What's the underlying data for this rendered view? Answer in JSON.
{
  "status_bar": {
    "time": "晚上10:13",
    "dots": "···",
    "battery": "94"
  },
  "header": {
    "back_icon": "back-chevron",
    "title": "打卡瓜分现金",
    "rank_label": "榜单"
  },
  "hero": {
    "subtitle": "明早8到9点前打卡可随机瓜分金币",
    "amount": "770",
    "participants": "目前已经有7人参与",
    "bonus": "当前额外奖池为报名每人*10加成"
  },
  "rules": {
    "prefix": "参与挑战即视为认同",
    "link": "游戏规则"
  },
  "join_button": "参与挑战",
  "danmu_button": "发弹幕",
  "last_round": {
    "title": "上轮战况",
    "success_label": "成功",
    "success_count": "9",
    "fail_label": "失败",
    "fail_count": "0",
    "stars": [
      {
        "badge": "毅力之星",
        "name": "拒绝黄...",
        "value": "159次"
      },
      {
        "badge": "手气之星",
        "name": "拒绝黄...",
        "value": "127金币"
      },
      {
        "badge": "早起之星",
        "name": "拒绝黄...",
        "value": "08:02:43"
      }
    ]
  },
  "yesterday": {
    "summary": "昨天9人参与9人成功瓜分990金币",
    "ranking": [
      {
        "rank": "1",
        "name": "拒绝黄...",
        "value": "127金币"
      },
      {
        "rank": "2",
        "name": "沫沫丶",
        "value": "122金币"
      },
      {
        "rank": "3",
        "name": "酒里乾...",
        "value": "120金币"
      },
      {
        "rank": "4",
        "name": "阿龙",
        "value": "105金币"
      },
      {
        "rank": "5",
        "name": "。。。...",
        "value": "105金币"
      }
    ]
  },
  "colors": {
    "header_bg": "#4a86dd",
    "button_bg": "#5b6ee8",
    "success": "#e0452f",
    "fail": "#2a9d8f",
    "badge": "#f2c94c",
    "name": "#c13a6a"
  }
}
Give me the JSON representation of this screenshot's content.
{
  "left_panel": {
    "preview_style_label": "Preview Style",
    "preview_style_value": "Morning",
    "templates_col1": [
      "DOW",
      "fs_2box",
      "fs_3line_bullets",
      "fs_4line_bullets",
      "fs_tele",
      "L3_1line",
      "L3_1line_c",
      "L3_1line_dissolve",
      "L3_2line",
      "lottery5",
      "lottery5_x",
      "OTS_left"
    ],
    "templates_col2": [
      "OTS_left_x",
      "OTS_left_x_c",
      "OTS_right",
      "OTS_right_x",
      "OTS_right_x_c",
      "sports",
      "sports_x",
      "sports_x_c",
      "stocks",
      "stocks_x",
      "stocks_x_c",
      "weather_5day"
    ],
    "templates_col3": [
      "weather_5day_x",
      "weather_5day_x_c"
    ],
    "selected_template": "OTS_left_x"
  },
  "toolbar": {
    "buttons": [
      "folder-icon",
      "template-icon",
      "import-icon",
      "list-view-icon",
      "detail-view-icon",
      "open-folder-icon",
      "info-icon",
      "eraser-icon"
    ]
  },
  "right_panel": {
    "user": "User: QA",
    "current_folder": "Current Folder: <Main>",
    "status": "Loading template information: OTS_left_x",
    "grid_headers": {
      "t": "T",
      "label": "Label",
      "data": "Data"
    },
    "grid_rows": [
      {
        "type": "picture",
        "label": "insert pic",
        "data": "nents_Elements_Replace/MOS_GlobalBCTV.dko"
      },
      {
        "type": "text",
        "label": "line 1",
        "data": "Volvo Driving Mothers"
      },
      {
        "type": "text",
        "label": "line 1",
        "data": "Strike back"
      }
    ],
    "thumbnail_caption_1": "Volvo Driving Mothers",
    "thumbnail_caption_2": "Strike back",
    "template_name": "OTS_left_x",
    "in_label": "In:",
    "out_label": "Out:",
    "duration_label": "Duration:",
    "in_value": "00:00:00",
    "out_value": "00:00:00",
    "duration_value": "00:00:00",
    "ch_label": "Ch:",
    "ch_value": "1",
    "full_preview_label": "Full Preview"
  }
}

**Exercise directions**
Transcribe the material above word for word.

**Solution**
What's the underlying data for this rendered view? Answer in JSON.
{
  "status_bar": {
    "time": "晚上10:13",
    "dots": "···",
    "battery": "94"
  },
  "header": {
    "back_icon": "back-chevron",
    "title": "打卡瓜分现金",
    "rank_label": "榜单"
  },
  "hero": {
    "subtitle": "明早8到9点前打卡可随机瓜分金币",
    "amount": "770",
    "participants": "目前已经有7人参与",
    "bonus": "当前额外奖池为报名每人*10加成"
  },
  "rules": {
    "prefix": "参与挑战即视为认同",
    "link": "游戏规则"
  },
  "join_button": "参与挑战",
  "danmu_button": "发弹幕",
  "last_round": {
    "title": "上轮战况",
    "success_label": "成功",
    "success_count": "9",
    "fail_label": "失败",
    "fail_count": "0",
    "stars": [
      {
        "badge": "毅力之星",
        "name": "拒绝黄...",
        "value": "159次"
      },
      {
        "badge": "手气之星",
        "name": "拒绝黄...",
        "value": "127金币"
      },
      {
        "badge": "早起之星",
        "name": "拒绝黄...",
        "value": "08:02:43"
      }
    ]
  },
  "yesterday": {
    "summary": "昨天9人参与9人成功瓜分990金币",
    "ranking": [
      {
        "rank": "1",
        "name": "拒绝黄...",
        "value": "127金币"
      },
      {
        "rank": "2",
        "name": "沫沫丶",
        "value": "122金币"
      },
      {
        "rank": "3",
        "name": "酒里乾...",
        "value": "120金币"
      },
      {
        "rank": "4",
        "name": "阿龙",
        "value": "105金币"
      },
      {
        "rank": "5",
        "name": "。。。...",
        "value": "105金币"
      }
    ]
  },
  "colors": {
    "header_bg": "#4a86dd",
    "button_bg": "#5b6ee8",
    "success": "#e0452f",
    "fail": "#2a9d8f",
    "badge": "#f2c94c",
    "name": "#c13a6a"
  }
}
Give me the JSON representation of this screenshot's content.
{
  "left_panel": {
    "preview_style_label": "Preview Style",
    "preview_style_value": "Morning",
    "templates_col1": [
      "DOW",
      "fs_2box",
      "fs_3line_bullets",
      "fs_4line_bullets",
      "fs_tele",
      "L3_1line",
      "L3_1line_c",
      "L3_1line_dissolve",
      "L3_2line",
      "lottery5",
      "lottery5_x",
      "OTS_left"
    ],
    "templates_col2": [
      "OTS_left_x",
      "OTS_left_x_c",
      "OTS_right",
      "OTS_right_x",
      "OTS_right_x_c",
      "sports",
      "sports_x",
      "sports_x_c",
      "stocks",
      "stocks_x",
      "stocks_x_c",
      "weather_5day"
    ],
    "templates_col3": [
      "weather_5day_x",
      "weather_5day_x_c"
    ],
    "selected_template": "OTS_left_x"
  },
  "toolbar": {
    "buttons": [
      "folder-icon",
      "template-icon",
      "import-icon",
      "list-view-icon",
      "detail-view-icon",
      "open-folder-icon",
      "info-icon",
      "eraser-icon"
    ]
  },
  "right_panel": {
    "user": "User: QA",
    "current_folder": "Current Folder: <Main>",
    "status": "Loading template information: OTS_left_x",
    "grid_headers": {
      "t": "T",
      "label": "Label",
      "data": "Data"
    },
    "grid_rows": [
      {
        "type": "picture",
        "label": "insert pic",
        "data": "nents_Elements_Replace/MOS_GlobalBCTV.dko"
      },
      {
        "type": "text",
        "label": "line 1",
        "data": "Volvo Driving Mothers"
      },
      {
        "type": "text",
        "label": "line 1",
        "data": "Strike back"
      }
    ],
    "thumbnail_caption_1": "Volvo Driving Mothers",
    "thumbnail_caption_2": "Strike back",
    "template_name": "OTS_left_x",
    "in_label": "In:",
    "out_label": "Out:",
    "duration_label": "Duration:",
    "in_value": "00:00:00",
    "out_value": "00:00:00",
    "duration_value": "00:00:00",
    "ch_label": "Ch:",
    "ch_value": "1",
    "full_preview_label": "Full Preview"
  }
}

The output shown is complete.